Auflistungen der Elementbereiche:

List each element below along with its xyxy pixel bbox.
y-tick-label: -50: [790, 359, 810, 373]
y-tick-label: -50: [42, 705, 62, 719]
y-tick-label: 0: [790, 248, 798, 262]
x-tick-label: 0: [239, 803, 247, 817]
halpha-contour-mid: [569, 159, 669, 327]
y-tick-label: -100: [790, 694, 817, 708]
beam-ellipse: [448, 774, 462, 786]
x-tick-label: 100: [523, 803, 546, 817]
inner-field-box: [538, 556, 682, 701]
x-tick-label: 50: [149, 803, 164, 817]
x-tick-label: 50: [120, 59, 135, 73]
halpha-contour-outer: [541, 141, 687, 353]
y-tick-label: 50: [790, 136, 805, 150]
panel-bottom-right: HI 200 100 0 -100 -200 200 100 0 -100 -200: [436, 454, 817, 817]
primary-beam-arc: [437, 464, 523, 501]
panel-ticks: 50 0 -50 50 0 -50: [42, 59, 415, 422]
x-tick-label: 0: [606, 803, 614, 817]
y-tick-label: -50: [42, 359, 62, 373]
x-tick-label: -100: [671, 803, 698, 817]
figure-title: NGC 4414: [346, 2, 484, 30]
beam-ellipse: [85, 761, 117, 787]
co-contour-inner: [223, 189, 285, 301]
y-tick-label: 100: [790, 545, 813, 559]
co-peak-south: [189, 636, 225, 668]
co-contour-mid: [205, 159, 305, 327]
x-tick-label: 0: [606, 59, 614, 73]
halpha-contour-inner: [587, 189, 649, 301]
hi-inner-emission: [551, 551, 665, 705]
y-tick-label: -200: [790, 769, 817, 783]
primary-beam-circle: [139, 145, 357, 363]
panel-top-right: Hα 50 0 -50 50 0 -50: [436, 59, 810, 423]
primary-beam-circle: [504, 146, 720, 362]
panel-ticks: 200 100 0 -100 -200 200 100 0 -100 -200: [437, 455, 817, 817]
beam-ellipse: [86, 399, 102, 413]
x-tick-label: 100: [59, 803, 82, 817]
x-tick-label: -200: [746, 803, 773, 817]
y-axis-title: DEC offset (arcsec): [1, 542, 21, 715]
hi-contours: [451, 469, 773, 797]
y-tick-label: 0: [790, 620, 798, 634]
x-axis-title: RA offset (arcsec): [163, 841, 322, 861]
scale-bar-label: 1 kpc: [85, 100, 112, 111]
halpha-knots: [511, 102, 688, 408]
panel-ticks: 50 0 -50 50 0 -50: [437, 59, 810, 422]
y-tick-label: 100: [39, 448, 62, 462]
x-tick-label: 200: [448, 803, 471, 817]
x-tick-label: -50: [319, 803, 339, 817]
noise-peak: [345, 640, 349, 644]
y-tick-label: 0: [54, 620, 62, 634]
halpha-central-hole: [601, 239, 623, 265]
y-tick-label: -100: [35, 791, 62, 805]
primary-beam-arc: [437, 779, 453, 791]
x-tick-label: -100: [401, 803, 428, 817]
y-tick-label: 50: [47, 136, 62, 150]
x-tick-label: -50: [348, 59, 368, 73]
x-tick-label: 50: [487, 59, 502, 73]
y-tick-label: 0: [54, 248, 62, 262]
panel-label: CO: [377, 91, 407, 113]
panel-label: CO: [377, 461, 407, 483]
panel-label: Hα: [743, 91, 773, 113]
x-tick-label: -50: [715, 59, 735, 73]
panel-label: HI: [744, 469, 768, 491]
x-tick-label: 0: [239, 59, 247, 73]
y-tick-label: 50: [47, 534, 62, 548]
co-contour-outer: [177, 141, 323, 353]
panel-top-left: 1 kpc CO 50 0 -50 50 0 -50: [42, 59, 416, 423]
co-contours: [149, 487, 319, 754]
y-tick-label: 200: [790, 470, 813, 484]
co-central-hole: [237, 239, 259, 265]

Übungsziel: Bitte gib alle Zeilen erneut aus und tausche dabei jedes "beam-ellipse" gegen "beam-oval". Alles andere bleibt unverändert.

Vollständige Antwort:
List each element below along with its xyxy pixel bbox.
y-tick-label: -50: [790, 359, 810, 373]
y-tick-label: -50: [42, 705, 62, 719]
y-tick-label: 0: [790, 248, 798, 262]
x-tick-label: 0: [239, 803, 247, 817]
halpha-contour-mid: [569, 159, 669, 327]
y-tick-label: -100: [790, 694, 817, 708]
beam-oval: [448, 774, 462, 786]
x-tick-label: 100: [523, 803, 546, 817]
inner-field-box: [538, 556, 682, 701]
x-tick-label: 50: [149, 803, 164, 817]
x-tick-label: 50: [120, 59, 135, 73]
halpha-contour-outer: [541, 141, 687, 353]
y-tick-label: 50: [790, 136, 805, 150]
panel-bottom-right: HI 200 100 0 -100 -200 200 100 0 -100 -200: [436, 454, 817, 817]
primary-beam-arc: [437, 464, 523, 501]
panel-ticks: 50 0 -50 50 0 -50: [42, 59, 415, 422]
x-tick-label: 0: [606, 803, 614, 817]
y-tick-label: -50: [42, 359, 62, 373]
x-tick-label: -100: [671, 803, 698, 817]
figure-title: NGC 4414: [346, 2, 484, 30]
beam-oval: [85, 761, 117, 787]
co-contour-inner: [223, 189, 285, 301]
y-tick-label: 100: [790, 545, 813, 559]
co-peak-south: [189, 636, 225, 668]
co-contour-mid: [205, 159, 305, 327]
x-tick-label: 0: [606, 59, 614, 73]
halpha-contour-inner: [587, 189, 649, 301]
hi-inner-emission: [551, 551, 665, 705]
y-tick-label: -200: [790, 769, 817, 783]
primary-beam-circle: [139, 145, 357, 363]
panel-top-right: Hα 50 0 -50 50 0 -50: [436, 59, 810, 423]
primary-beam-circle: [504, 146, 720, 362]
panel-ticks: 200 100 0 -100 -200 200 100 0 -100 -200: [437, 455, 817, 817]
beam-oval: [86, 399, 102, 413]
x-tick-label: 100: [59, 803, 82, 817]
x-tick-label: -200: [746, 803, 773, 817]
y-axis-title: DEC offset (arcsec): [1, 542, 21, 715]
hi-contours: [451, 469, 773, 797]
y-tick-label: 0: [790, 620, 798, 634]
x-axis-title: RA offset (arcsec): [163, 841, 322, 861]
scale-bar-label: 1 kpc: [85, 100, 112, 111]
halpha-knots: [511, 102, 688, 408]
panel-ticks: 50 0 -50 50 0 -50: [437, 59, 810, 422]
y-tick-label: 100: [39, 448, 62, 462]
x-tick-label: 200: [448, 803, 471, 817]
x-tick-label: -50: [319, 803, 339, 817]
noise-peak: [345, 640, 349, 644]
y-tick-label: 0: [54, 620, 62, 634]
halpha-central-hole: [601, 239, 623, 265]
y-tick-label: -100: [35, 791, 62, 805]
primary-beam-arc: [437, 779, 453, 791]
x-tick-label: -100: [401, 803, 428, 817]
y-tick-label: 50: [47, 136, 62, 150]
x-tick-label: -50: [348, 59, 368, 73]
x-tick-label: 50: [487, 59, 502, 73]
y-tick-label: 0: [54, 248, 62, 262]
panel-label: CO: [377, 91, 407, 113]
panel-label: CO: [377, 461, 407, 483]
panel-label: Hα: [743, 91, 773, 113]
x-tick-label: -50: [715, 59, 735, 73]
panel-label: HI: [744, 469, 768, 491]
x-tick-label: 0: [239, 59, 247, 73]
y-tick-label: 50: [47, 534, 62, 548]
co-contour-outer: [177, 141, 323, 353]
panel-top-left: 1 kpc CO 50 0 -50 50 0 -50: [42, 59, 416, 423]
co-contours: [149, 487, 319, 754]
y-tick-label: 200: [790, 470, 813, 484]
co-central-hole: [237, 239, 259, 265]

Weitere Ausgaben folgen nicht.